What you should do: Copy out each of the lines below without changing anything in them.

Records for this exercise:
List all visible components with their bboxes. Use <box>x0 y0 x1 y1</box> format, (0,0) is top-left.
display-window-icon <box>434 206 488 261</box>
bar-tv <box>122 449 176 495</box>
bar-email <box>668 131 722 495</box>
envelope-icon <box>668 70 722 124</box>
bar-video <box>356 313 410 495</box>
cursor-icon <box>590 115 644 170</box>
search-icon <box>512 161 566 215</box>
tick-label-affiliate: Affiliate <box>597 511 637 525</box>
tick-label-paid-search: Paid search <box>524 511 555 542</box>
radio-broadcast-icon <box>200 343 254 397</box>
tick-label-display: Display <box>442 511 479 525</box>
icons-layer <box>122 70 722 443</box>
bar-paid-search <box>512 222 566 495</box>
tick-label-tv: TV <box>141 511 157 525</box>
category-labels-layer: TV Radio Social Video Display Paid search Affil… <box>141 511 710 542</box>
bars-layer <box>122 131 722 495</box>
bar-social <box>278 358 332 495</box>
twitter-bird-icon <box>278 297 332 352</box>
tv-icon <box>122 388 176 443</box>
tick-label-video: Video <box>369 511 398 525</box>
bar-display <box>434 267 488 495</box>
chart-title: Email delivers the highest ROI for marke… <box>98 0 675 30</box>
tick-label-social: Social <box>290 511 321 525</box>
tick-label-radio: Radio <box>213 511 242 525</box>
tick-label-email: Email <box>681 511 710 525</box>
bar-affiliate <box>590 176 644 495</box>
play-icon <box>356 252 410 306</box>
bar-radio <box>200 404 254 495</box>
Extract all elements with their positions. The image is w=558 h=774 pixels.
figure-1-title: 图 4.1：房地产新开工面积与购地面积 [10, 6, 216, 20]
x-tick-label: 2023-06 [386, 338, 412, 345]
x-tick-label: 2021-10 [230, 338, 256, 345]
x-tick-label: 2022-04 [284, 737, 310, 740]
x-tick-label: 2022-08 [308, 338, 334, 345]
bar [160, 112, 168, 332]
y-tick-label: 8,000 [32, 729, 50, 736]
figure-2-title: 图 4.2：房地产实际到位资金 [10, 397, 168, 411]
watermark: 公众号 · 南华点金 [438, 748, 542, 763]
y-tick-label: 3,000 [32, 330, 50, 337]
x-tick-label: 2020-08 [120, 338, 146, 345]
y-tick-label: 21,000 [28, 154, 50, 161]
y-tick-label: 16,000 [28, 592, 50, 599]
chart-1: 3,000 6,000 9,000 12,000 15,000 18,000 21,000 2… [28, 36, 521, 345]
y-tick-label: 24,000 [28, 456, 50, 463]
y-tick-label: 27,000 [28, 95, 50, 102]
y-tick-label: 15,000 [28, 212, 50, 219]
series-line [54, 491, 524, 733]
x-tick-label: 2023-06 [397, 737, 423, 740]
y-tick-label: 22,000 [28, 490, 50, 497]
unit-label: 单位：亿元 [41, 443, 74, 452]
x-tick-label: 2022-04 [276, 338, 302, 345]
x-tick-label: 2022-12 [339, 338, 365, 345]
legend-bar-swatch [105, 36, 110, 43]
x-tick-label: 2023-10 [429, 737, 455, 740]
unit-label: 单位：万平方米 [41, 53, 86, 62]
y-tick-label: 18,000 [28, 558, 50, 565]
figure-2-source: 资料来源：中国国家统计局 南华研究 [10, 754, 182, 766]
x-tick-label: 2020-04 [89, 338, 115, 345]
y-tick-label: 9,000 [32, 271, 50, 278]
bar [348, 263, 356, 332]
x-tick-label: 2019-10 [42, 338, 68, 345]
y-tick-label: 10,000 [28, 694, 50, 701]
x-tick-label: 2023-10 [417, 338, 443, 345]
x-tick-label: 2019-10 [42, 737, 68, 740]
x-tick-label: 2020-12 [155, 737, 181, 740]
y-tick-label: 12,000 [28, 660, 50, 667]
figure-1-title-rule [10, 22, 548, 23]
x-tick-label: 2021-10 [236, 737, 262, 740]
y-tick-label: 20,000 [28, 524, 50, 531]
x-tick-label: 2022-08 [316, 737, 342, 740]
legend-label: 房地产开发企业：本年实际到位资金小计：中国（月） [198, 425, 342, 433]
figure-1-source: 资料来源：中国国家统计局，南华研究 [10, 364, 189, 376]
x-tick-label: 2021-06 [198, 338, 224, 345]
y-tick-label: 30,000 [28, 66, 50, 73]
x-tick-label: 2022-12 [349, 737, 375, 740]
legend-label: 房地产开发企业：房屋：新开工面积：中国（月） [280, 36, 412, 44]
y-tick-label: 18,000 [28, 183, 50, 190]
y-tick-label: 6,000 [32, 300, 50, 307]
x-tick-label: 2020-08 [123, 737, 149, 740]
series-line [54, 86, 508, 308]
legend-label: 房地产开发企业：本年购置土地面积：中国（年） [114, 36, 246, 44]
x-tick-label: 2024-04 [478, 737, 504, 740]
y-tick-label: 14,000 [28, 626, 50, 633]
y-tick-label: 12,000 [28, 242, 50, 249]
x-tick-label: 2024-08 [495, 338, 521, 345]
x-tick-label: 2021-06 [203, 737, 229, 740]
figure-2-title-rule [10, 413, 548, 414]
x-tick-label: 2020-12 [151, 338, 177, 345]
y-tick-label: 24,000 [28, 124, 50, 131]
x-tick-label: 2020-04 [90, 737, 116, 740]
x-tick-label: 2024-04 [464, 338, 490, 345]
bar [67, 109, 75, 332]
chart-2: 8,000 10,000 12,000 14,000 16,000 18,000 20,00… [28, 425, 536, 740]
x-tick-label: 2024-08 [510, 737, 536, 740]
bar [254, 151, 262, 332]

Solution for this problem:
List all visible components with their bboxes. Use <box>x0 y0 x1 y1</box> format, (0,0) is top-left.
display-window-icon <box>434 206 488 261</box>
bar-tv <box>122 449 176 495</box>
bar-email <box>668 131 722 495</box>
envelope-icon <box>668 70 722 124</box>
bar-video <box>356 313 410 495</box>
cursor-icon <box>590 115 644 170</box>
search-icon <box>512 161 566 215</box>
tick-label-affiliate: Affiliate <box>597 511 637 525</box>
tick-label-paid-search: Paid search <box>524 511 555 542</box>
radio-broadcast-icon <box>200 343 254 397</box>
tick-label-display: Display <box>442 511 479 525</box>
icons-layer <box>122 70 722 443</box>
bar-paid-search <box>512 222 566 495</box>
tick-label-tv: TV <box>141 511 157 525</box>
category-labels-layer: TV Radio Social Video Display Paid search Affil… <box>141 511 710 542</box>
bars-layer <box>122 131 722 495</box>
bar-social <box>278 358 332 495</box>
twitter-bird-icon <box>278 297 332 352</box>
tv-icon <box>122 388 176 443</box>
tick-label-video: Video <box>369 511 398 525</box>
bar-display <box>434 267 488 495</box>
chart-title: Email delivers the highest ROI for marke… <box>98 0 675 30</box>
tick-label-social: Social <box>290 511 321 525</box>
tick-label-radio: Radio <box>213 511 242 525</box>
tick-label-email: Email <box>681 511 710 525</box>
bar-affiliate <box>590 176 644 495</box>
play-icon <box>356 252 410 306</box>
bar-radio <box>200 404 254 495</box>
Extract all elements with their positions. The image is w=558 h=774 pixels.
figure-1-title: 图 4.1：房地产新开工面积与购地面积 [10, 6, 216, 20]
x-tick-label: 2023-06 [386, 338, 412, 345]
x-tick-label: 2021-10 [230, 338, 256, 345]
x-tick-label: 2022-04 [284, 737, 310, 740]
x-tick-label: 2022-08 [308, 338, 334, 345]
bar [160, 112, 168, 332]
y-tick-label: 8,000 [32, 729, 50, 736]
figure-2-title: 图 4.2：房地产实际到位资金 [10, 397, 168, 411]
watermark: 公众号 · 南华点金 [438, 748, 542, 763]
y-tick-label: 3,000 [32, 330, 50, 337]
x-tick-label: 2020-08 [120, 338, 146, 345]
y-tick-label: 21,000 [28, 154, 50, 161]
y-tick-label: 16,000 [28, 592, 50, 599]
chart-1: 3,000 6,000 9,000 12,000 15,000 18,000 21,000 2… [28, 36, 521, 345]
y-tick-label: 24,000 [28, 456, 50, 463]
y-tick-label: 27,000 [28, 95, 50, 102]
y-tick-label: 15,000 [28, 212, 50, 219]
series-line [54, 491, 524, 733]
x-tick-label: 2023-06 [397, 737, 423, 740]
y-tick-label: 22,000 [28, 490, 50, 497]
unit-label: 单位：亿元 [41, 443, 74, 452]
x-tick-label: 2022-04 [276, 338, 302, 345]
x-tick-label: 2022-12 [339, 338, 365, 345]
legend-bar-swatch [105, 36, 110, 43]
x-tick-label: 2023-10 [429, 737, 455, 740]
unit-label: 单位：万平方米 [41, 53, 86, 62]
y-tick-label: 18,000 [28, 558, 50, 565]
figure-2-source: 资料来源：中国国家统计局 南华研究 [10, 754, 182, 766]
x-tick-label: 2020-04 [89, 338, 115, 345]
y-tick-label: 9,000 [32, 271, 50, 278]
bar [348, 263, 356, 332]
x-tick-label: 2019-10 [42, 338, 68, 345]
y-tick-label: 10,000 [28, 694, 50, 701]
x-tick-label: 2023-10 [417, 338, 443, 345]
x-tick-label: 2019-10 [42, 737, 68, 740]
x-tick-label: 2020-12 [155, 737, 181, 740]
y-tick-label: 12,000 [28, 660, 50, 667]
figure-1-title-rule [10, 22, 548, 23]
x-tick-label: 2021-10 [236, 737, 262, 740]
y-tick-label: 20,000 [28, 524, 50, 531]
x-tick-label: 2022-08 [316, 737, 342, 740]
legend-label: 房地产开发企业：本年实际到位资金小计：中国（月） [198, 425, 342, 433]
figure-1-source: 资料来源：中国国家统计局，南华研究 [10, 364, 189, 376]
x-tick-label: 2021-06 [198, 338, 224, 345]
y-tick-label: 30,000 [28, 66, 50, 73]
x-tick-label: 2022-12 [349, 737, 375, 740]
legend-label: 房地产开发企业：房屋：新开工面积：中国（月） [280, 36, 412, 44]
y-tick-label: 18,000 [28, 183, 50, 190]
y-tick-label: 6,000 [32, 300, 50, 307]
x-tick-label: 2020-08 [123, 737, 149, 740]
series-line [54, 86, 508, 308]
legend-label: 房地产开发企业：本年购置土地面积：中国（年） [114, 36, 246, 44]
x-tick-label: 2024-04 [478, 737, 504, 740]
y-tick-label: 14,000 [28, 626, 50, 633]
y-tick-label: 12,000 [28, 242, 50, 249]
x-tick-label: 2024-08 [495, 338, 521, 345]
x-tick-label: 2021-06 [203, 737, 229, 740]
figure-2-title-rule [10, 413, 548, 414]
x-tick-label: 2020-12 [151, 338, 177, 345]
y-tick-label: 24,000 [28, 124, 50, 131]
x-tick-label: 2020-04 [90, 737, 116, 740]
x-tick-label: 2024-04 [464, 338, 490, 345]
bar [67, 109, 75, 332]
chart-2: 8,000 10,000 12,000 14,000 16,000 18,000 20,00… [28, 425, 536, 740]
x-tick-label: 2024-08 [510, 737, 536, 740]
bar [254, 151, 262, 332]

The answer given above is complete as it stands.